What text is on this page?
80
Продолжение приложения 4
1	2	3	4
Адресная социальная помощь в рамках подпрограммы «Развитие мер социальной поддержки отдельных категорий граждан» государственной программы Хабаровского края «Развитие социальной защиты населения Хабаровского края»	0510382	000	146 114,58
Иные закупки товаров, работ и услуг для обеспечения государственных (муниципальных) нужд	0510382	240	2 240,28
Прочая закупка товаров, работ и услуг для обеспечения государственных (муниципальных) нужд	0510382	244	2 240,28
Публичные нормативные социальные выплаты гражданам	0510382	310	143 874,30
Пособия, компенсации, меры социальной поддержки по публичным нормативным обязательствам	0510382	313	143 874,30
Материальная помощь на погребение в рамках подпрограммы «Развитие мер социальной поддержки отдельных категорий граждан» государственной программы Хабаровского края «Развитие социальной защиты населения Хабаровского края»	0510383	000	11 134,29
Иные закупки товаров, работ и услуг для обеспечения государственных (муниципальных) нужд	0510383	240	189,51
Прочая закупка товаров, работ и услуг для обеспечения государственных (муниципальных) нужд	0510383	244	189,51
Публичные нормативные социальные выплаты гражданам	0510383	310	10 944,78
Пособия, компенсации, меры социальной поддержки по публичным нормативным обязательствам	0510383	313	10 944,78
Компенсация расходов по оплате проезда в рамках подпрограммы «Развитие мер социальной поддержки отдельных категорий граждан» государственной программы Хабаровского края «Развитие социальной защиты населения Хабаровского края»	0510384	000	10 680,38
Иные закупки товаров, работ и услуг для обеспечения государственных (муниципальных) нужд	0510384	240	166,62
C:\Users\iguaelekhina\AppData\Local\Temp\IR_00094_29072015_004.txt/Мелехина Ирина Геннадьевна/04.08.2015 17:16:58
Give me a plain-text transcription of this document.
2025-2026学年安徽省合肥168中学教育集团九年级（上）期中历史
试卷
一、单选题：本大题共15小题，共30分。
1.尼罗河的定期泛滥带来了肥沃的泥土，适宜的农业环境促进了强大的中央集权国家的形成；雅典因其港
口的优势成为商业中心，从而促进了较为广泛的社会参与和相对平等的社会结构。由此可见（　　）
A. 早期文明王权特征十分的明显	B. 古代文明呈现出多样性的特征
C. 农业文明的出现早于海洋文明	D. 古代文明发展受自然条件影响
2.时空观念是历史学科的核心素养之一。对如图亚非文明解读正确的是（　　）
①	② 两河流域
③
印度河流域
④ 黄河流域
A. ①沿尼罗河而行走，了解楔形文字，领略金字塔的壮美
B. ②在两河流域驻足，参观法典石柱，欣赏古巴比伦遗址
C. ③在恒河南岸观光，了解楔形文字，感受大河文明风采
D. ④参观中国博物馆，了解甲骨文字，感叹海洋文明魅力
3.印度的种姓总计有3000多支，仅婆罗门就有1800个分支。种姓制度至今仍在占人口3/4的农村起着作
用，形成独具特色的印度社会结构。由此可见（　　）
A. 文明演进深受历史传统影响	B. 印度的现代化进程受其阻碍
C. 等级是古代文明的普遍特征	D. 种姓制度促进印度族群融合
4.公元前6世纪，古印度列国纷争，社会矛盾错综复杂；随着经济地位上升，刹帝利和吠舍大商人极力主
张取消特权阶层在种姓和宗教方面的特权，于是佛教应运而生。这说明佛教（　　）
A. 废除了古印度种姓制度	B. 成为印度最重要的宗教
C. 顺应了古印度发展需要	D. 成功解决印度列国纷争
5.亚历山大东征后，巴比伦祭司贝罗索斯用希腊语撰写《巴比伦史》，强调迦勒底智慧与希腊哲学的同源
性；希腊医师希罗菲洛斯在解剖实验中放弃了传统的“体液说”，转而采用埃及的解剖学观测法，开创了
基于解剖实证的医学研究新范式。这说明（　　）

» BRIEF
Copy each line of the records above that carries the word "социальные".

» RESPONSE TO THIS EXERCISE
Публичные нормативные социальные выплаты гражданам	0510382	310	143 874,30
Публичные нормативные социальные выплаты гражданам	0510383	310	10 944,78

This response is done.